#### EXTRACTED DATA
● ● ●
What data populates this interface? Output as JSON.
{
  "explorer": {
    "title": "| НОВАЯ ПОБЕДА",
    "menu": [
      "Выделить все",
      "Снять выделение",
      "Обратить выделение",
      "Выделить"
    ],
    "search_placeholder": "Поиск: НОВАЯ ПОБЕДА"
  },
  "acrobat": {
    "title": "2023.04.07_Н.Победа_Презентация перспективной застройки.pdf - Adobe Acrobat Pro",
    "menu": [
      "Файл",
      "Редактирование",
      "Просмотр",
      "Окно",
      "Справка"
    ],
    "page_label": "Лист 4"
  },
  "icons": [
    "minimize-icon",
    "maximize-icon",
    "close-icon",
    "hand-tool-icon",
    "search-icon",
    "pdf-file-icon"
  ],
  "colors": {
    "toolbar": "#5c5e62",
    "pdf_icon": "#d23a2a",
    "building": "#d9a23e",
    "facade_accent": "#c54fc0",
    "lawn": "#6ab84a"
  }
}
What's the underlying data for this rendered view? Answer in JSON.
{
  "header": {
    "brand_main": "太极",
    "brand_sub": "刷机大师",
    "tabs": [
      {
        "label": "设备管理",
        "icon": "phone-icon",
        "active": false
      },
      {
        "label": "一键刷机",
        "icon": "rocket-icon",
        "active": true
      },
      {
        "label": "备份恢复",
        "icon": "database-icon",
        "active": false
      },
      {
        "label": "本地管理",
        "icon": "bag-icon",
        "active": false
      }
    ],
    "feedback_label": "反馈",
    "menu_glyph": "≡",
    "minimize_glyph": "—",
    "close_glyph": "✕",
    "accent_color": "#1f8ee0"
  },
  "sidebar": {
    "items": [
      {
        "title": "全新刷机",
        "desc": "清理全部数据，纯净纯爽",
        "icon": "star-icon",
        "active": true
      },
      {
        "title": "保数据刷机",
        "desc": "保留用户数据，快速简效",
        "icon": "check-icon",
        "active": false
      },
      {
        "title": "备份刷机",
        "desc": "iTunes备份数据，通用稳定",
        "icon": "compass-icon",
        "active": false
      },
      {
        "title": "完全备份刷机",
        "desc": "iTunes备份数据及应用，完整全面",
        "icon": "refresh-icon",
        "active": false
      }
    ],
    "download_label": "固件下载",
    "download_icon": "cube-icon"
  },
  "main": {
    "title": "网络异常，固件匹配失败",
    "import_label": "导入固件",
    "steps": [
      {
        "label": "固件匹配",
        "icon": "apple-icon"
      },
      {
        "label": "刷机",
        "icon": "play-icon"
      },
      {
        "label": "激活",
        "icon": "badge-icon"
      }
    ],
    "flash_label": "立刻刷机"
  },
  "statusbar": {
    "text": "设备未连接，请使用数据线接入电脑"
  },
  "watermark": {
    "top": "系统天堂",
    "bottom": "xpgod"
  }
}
● ● ●
#### OBJECTIVE
Quote every entry exactly.

#### EXERCISE ANSWER
What data populates this interface? Output as JSON.
{
  "explorer": {
    "title": "| НОВАЯ ПОБЕДА",
    "menu": [
      "Выделить все",
      "Снять выделение",
      "Обратить выделение",
      "Выделить"
    ],
    "search_placeholder": "Поиск: НОВАЯ ПОБЕДА"
  },
  "acrobat": {
    "title": "2023.04.07_Н.Победа_Презентация перспективной застройки.pdf - Adobe Acrobat Pro",
    "menu": [
      "Файл",
      "Редактирование",
      "Просмотр",
      "Окно",
      "Справка"
    ],
    "page_label": "Лист 4"
  },
  "icons": [
    "minimize-icon",
    "maximize-icon",
    "close-icon",
    "hand-tool-icon",
    "search-icon",
    "pdf-file-icon"
  ],
  "colors": {
    "toolbar": "#5c5e62",
    "pdf_icon": "#d23a2a",
    "building": "#d9a23e",
    "facade_accent": "#c54fc0",
    "lawn": "#6ab84a"
  }
}
What's the underlying data for this rendered view? Answer in JSON.
{
  "header": {
    "brand_main": "太极",
    "brand_sub": "刷机大师",
    "tabs": [
      {
        "label": "设备管理",
        "icon": "phone-icon",
        "active": false
      },
      {
        "label": "一键刷机",
        "icon": "rocket-icon",
        "active": true
      },
      {
        "label": "备份恢复",
        "icon": "database-icon",
        "active": false
      },
      {
        "label": "本地管理",
        "icon": "bag-icon",
        "active": false
      }
    ],
    "feedback_label": "反馈",
    "menu_glyph": "≡",
    "minimize_glyph": "—",
    "close_glyph": "✕",
    "accent_color": "#1f8ee0"
  },
  "sidebar": {
    "items": [
      {
        "title": "全新刷机",
        "desc": "清理全部数据，纯净纯爽",
        "icon": "star-icon",
        "active": true
      },
      {
        "title": "保数据刷机",
        "desc": "保留用户数据，快速简效",
        "icon": "check-icon",
        "active": false
      },
      {
        "title": "备份刷机",
        "desc": "iTunes备份数据，通用稳定",
        "icon": "compass-icon",
        "active": false
      },
      {
        "title": "完全备份刷机",
        "desc": "iTunes备份数据及应用，完整全面",
        "icon": "refresh-icon",
        "active": false
      }
    ],
    "download_label": "固件下载",
    "download_icon": "cube-icon"
  },
  "main": {
    "title": "网络异常，固件匹配失败",
    "import_label": "导入固件",
    "steps": [
      {
        "label": "固件匹配",
        "icon": "apple-icon"
      },
      {
        "label": "刷机",
        "icon": "play-icon"
      },
      {
        "label": "激活",
        "icon": "badge-icon"
      }
    ],
    "flash_label": "立刻刷机"
  },
  "statusbar": {
    "text": "设备未连接，请使用数据线接入电脑"
  },
  "watermark": {
    "top": "系统天堂",
    "bottom": "xpgod"
  }
}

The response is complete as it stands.